▶ Task to carry out:
Scan the material for the word "Saxony", and copy each line where it shows up.

▶ Material supplied:
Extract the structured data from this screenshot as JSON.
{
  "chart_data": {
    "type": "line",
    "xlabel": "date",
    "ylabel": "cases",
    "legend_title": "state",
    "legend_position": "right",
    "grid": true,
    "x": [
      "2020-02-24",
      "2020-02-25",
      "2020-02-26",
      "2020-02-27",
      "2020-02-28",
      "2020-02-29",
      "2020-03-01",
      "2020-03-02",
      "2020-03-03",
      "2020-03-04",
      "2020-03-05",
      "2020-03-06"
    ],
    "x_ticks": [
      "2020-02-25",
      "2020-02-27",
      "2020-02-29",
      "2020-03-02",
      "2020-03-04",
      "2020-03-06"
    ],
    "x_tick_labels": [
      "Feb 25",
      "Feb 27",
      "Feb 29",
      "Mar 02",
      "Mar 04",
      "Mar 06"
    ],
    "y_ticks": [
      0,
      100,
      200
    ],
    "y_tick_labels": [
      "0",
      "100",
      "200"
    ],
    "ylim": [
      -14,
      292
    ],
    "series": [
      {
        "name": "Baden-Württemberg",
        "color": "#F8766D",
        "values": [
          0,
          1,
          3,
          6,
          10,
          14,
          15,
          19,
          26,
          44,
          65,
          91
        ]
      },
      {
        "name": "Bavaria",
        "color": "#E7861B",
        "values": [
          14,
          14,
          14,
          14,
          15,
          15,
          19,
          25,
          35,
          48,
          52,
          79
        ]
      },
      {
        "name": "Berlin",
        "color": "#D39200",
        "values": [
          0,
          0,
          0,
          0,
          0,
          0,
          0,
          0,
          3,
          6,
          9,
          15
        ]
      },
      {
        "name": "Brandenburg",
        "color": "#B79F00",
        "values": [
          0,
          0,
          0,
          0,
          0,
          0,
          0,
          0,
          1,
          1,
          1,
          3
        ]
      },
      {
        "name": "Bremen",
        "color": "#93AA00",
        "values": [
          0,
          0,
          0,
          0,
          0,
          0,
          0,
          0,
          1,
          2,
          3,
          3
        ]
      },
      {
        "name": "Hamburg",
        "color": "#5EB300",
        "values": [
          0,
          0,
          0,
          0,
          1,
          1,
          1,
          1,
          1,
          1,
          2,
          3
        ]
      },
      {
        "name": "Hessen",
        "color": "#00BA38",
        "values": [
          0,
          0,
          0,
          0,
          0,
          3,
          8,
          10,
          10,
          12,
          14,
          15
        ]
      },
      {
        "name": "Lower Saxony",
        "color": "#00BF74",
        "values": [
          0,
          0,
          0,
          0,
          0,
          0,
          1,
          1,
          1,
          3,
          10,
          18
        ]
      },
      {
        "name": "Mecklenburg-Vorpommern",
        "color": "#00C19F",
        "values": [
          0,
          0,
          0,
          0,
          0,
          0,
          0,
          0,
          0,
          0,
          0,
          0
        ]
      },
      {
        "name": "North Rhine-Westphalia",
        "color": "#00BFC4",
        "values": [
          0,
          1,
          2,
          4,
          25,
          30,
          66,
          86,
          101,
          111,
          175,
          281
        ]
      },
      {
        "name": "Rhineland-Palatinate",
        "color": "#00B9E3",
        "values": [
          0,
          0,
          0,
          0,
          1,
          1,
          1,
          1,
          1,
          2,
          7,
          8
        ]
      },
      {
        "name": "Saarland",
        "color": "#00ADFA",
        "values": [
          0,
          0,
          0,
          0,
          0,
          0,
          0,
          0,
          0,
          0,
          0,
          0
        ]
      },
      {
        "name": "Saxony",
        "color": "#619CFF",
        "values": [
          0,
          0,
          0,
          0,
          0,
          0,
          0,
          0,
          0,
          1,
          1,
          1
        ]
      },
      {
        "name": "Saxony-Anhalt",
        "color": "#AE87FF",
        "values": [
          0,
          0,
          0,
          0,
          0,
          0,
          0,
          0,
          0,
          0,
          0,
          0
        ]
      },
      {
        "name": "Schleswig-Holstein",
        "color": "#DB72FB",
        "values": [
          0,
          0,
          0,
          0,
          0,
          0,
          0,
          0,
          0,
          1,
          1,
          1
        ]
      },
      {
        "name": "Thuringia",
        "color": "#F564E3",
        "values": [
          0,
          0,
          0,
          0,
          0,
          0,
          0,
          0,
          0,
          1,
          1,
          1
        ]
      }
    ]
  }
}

▶ Answer to the task:
        "name": "Lower Saxony",
        "name": "Saxony",
        "name": "Saxony-Anhalt",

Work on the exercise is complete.